- The exercise -
Reproduce every record below exactly as written, leaving out any pictures.

- Material provided -
+ + +
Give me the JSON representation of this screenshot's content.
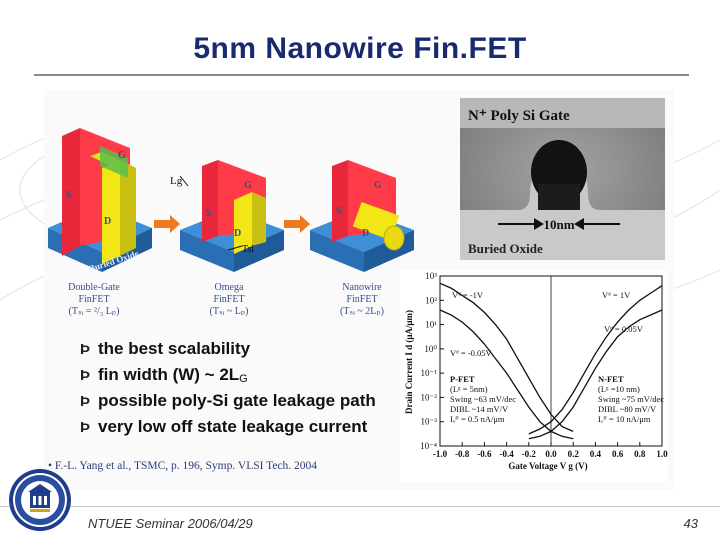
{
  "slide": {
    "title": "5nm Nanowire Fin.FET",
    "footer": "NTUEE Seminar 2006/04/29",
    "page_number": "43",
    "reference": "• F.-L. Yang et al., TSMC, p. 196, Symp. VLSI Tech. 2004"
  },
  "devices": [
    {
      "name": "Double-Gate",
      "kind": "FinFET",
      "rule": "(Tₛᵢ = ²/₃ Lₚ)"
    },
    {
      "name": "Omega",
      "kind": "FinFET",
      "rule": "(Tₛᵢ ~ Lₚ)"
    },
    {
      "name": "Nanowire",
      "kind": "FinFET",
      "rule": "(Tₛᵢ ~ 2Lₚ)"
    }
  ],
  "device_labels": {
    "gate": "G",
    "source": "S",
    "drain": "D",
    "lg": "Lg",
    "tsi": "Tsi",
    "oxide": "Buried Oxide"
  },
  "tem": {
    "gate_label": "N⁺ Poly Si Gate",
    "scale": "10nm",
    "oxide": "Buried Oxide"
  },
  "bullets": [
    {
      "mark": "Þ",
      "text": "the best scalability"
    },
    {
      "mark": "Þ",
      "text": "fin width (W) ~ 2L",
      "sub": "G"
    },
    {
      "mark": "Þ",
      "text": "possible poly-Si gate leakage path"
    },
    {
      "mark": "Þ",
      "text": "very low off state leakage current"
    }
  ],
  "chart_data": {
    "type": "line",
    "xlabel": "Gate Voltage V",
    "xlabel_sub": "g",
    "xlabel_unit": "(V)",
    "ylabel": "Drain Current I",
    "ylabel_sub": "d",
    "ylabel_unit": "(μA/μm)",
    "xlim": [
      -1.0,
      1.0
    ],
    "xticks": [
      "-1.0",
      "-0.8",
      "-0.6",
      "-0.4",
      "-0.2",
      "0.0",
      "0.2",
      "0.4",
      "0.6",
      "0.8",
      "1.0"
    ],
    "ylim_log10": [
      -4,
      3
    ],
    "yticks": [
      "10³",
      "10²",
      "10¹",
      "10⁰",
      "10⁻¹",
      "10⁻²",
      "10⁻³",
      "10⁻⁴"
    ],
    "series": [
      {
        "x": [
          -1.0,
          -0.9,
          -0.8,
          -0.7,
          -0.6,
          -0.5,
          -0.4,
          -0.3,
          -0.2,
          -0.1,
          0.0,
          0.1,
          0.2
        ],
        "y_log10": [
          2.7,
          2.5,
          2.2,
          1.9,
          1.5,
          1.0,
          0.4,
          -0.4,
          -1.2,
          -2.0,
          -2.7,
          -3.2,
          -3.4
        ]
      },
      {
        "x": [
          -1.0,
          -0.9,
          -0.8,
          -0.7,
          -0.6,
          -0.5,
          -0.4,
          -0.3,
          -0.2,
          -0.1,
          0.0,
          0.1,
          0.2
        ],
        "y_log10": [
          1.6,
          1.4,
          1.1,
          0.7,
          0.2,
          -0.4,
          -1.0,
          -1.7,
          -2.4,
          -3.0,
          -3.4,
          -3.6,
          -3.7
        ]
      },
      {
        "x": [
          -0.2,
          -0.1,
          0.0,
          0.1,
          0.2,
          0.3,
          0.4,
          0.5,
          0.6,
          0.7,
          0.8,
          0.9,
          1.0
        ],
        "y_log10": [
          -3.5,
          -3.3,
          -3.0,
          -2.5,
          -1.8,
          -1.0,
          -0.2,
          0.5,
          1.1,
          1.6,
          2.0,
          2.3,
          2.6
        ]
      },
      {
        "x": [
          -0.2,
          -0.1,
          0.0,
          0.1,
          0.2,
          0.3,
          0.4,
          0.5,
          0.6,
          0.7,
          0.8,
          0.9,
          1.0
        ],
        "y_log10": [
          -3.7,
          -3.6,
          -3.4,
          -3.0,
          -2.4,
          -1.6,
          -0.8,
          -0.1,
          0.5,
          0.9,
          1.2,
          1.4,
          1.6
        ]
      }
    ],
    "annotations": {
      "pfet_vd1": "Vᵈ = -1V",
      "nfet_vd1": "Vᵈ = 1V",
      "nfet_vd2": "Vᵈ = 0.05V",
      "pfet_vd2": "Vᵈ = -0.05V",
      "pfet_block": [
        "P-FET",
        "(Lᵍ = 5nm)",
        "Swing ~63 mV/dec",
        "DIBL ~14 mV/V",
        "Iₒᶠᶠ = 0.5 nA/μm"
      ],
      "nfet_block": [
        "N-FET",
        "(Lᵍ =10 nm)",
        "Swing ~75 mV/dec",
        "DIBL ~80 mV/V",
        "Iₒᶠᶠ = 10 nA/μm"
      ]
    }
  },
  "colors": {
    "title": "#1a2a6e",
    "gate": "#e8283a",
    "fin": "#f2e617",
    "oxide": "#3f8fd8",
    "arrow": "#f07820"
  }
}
+ + +
- Result of the exercise -
Give me the JSON representation of this screenshot's content.
{
  "slide": {
    "title": "5nm Nanowire Fin.FET",
    "footer": "NTUEE Seminar 2006/04/29",
    "page_number": "43",
    "reference": "• F.-L. Yang et al., TSMC, p. 196, Symp. VLSI Tech. 2004"
  },
  "devices": [
    {
      "name": "Double-Gate",
      "kind": "FinFET",
      "rule": "(Tₛᵢ = ²/₃ Lₚ)"
    },
    {
      "name": "Omega",
      "kind": "FinFET",
      "rule": "(Tₛᵢ ~ Lₚ)"
    },
    {
      "name": "Nanowire",
      "kind": "FinFET",
      "rule": "(Tₛᵢ ~ 2Lₚ)"
    }
  ],
  "device_labels": {
    "gate": "G",
    "source": "S",
    "drain": "D",
    "lg": "Lg",
    "tsi": "Tsi",
    "oxide": "Buried Oxide"
  },
  "tem": {
    "gate_label": "N⁺ Poly Si Gate",
    "scale": "10nm",
    "oxide": "Buried Oxide"
  },
  "bullets": [
    {
      "mark": "Þ",
      "text": "the best scalability"
    },
    {
      "mark": "Þ",
      "text": "fin width (W) ~ 2L",
      "sub": "G"
    },
    {
      "mark": "Þ",
      "text": "possible poly-Si gate leakage path"
    },
    {
      "mark": "Þ",
      "text": "very low off state leakage current"
    }
  ],
  "chart_data": {
    "type": "line",
    "xlabel": "Gate Voltage V",
    "xlabel_sub": "g",
    "xlabel_unit": "(V)",
    "ylabel": "Drain Current I",
    "ylabel_sub": "d",
    "ylabel_unit": "(μA/μm)",
    "xlim": [
      -1.0,
      1.0
    ],
    "xticks": [
      "-1.0",
      "-0.8",
      "-0.6",
      "-0.4",
      "-0.2",
      "0.0",
      "0.2",
      "0.4",
      "0.6",
      "0.8",
      "1.0"
    ],
    "ylim_log10": [
      -4,
      3
    ],
    "yticks": [
      "10³",
      "10²",
      "10¹",
      "10⁰",
      "10⁻¹",
      "10⁻²",
      "10⁻³",
      "10⁻⁴"
    ],
    "series": [
      {
        "x": [
          -1.0,
          -0.9,
          -0.8,
          -0.7,
          -0.6,
          -0.5,
          -0.4,
          -0.3,
          -0.2,
          -0.1,
          0.0,
          0.1,
          0.2
        ],
        "y_log10": [
          2.7,
          2.5,
          2.2,
          1.9,
          1.5,
          1.0,
          0.4,
          -0.4,
          -1.2,
          -2.0,
          -2.7,
          -3.2,
          -3.4
        ]
      },
      {
        "x": [
          -1.0,
          -0.9,
          -0.8,
          -0.7,
          -0.6,
          -0.5,
          -0.4,
          -0.3,
          -0.2,
          -0.1,
          0.0,
          0.1,
          0.2
        ],
        "y_log10": [
          1.6,
          1.4,
          1.1,
          0.7,
          0.2,
          -0.4,
          -1.0,
          -1.7,
          -2.4,
          -3.0,
          -3.4,
          -3.6,
          -3.7
        ]
      },
      {
        "x": [
          -0.2,
          -0.1,
          0.0,
          0.1,
          0.2,
          0.3,
          0.4,
          0.5,
          0.6,
          0.7,
          0.8,
          0.9,
          1.0
        ],
        "y_log10": [
          -3.5,
          -3.3,
          -3.0,
          -2.5,
          -1.8,
          -1.0,
          -0.2,
          0.5,
          1.1,
          1.6,
          2.0,
          2.3,
          2.6
        ]
      },
      {
        "x": [
          -0.2,
          -0.1,
          0.0,
          0.1,
          0.2,
          0.3,
          0.4,
          0.5,
          0.6,
          0.7,
          0.8,
          0.9,
          1.0
        ],
        "y_log10": [
          -3.7,
          -3.6,
          -3.4,
          -3.0,
          -2.4,
          -1.6,
          -0.8,
          -0.1,
          0.5,
          0.9,
          1.2,
          1.4,
          1.6
        ]
      }
    ],
    "annotations": {
      "pfet_vd1": "Vᵈ = -1V",
      "nfet_vd1": "Vᵈ = 1V",
      "nfet_vd2": "Vᵈ = 0.05V",
      "pfet_vd2": "Vᵈ = -0.05V",
      "pfet_block": [
        "P-FET",
        "(Lᵍ = 5nm)",
        "Swing ~63 mV/dec",
        "DIBL ~14 mV/V",
        "Iₒᶠᶠ = 0.5 nA/μm"
      ],
      "nfet_block": [
        "N-FET",
        "(Lᵍ =10 nm)",
        "Swing ~75 mV/dec",
        "DIBL ~80 mV/V",
        "Iₒᶠᶠ = 10 nA/μm"
      ]
    }
  },
  "colors": {
    "title": "#1a2a6e",
    "gate": "#e8283a",
    "fin": "#f2e617",
    "oxide": "#3f8fd8",
    "arrow": "#f07820"
  }
}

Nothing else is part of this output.